— BEGIN —

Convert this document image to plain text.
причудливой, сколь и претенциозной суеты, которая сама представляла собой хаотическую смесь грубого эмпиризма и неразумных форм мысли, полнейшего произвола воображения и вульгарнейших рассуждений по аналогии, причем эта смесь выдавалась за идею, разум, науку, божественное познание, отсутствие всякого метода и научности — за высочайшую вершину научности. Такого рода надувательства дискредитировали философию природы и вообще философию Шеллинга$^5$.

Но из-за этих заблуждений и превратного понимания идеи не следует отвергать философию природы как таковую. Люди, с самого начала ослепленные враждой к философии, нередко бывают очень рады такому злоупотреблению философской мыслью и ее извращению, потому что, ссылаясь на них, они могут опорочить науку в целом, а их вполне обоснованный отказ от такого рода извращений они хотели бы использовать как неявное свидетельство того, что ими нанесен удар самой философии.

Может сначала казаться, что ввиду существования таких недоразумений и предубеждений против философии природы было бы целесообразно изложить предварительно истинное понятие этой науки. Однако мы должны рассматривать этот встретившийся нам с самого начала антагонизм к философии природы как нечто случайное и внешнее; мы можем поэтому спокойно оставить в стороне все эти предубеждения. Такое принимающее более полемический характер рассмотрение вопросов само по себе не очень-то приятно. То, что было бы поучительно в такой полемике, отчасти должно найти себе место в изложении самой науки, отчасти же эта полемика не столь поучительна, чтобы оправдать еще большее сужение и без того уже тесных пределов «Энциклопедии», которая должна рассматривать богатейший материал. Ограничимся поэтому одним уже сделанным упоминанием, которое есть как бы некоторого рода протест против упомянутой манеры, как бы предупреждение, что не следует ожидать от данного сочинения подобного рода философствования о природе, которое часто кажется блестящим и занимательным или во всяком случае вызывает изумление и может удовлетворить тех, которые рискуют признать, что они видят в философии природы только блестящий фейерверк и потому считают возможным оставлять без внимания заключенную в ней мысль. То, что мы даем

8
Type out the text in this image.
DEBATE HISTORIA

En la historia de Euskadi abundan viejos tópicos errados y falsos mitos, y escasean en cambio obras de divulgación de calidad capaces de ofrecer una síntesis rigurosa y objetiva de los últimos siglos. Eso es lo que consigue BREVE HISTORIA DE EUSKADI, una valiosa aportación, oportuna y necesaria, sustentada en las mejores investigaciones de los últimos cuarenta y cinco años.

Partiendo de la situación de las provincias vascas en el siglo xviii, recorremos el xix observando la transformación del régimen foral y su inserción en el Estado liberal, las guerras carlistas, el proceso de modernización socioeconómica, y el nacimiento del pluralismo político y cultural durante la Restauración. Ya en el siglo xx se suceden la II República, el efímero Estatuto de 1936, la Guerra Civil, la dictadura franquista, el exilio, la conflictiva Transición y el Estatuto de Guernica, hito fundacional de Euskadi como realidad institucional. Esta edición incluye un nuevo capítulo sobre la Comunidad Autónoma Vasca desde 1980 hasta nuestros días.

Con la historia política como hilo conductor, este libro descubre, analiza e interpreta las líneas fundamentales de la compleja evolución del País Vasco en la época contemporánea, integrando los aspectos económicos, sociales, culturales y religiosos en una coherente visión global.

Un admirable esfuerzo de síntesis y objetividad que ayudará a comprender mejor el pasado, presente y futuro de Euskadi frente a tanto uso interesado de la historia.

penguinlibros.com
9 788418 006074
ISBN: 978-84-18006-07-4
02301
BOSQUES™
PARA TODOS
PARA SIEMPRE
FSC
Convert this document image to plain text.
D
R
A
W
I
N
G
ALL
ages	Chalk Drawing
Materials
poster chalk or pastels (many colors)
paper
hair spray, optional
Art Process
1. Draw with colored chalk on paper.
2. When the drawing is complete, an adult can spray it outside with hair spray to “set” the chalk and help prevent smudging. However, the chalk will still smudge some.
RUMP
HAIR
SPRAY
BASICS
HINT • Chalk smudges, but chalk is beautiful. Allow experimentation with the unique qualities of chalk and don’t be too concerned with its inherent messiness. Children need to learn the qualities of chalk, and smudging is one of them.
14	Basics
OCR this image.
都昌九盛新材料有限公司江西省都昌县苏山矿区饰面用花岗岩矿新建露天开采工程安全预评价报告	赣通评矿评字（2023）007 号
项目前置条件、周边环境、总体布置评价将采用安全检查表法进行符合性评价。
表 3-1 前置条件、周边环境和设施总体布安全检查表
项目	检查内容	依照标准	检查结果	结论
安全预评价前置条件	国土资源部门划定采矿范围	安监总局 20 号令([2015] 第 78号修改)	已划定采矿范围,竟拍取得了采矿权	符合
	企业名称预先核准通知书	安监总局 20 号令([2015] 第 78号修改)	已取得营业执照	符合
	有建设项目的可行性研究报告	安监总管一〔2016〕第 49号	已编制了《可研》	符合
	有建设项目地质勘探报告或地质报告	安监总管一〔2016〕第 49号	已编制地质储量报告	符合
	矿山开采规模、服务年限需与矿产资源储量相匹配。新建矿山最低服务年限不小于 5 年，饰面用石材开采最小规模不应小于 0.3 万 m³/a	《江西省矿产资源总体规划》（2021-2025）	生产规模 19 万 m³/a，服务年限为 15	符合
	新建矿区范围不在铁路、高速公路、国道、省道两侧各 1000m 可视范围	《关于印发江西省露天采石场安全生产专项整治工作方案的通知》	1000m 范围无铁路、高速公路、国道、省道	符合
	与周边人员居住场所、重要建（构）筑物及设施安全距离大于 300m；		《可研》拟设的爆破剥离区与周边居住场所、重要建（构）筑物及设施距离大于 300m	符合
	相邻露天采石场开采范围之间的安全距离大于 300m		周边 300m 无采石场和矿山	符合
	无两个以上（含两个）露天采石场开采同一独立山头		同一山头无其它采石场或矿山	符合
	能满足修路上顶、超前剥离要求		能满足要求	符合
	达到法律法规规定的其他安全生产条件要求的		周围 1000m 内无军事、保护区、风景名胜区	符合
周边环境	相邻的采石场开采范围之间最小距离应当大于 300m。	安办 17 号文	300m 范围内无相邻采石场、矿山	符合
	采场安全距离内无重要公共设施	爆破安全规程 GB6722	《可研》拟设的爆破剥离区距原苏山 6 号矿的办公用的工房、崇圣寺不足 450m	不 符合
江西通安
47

— END —

## INSTRUCTION:
Which lines hold the word "安监总管一"? Return all of them from the records above.

## TASK OUTPUT:
	有建设项目的可行性研究报告	安监总管一〔2016〕第 49号	已编制了《可研》	符合
	有建设项目地质勘探报告或地质报告	安监总管一〔2016〕第 49号	已编制地质储量报告	符合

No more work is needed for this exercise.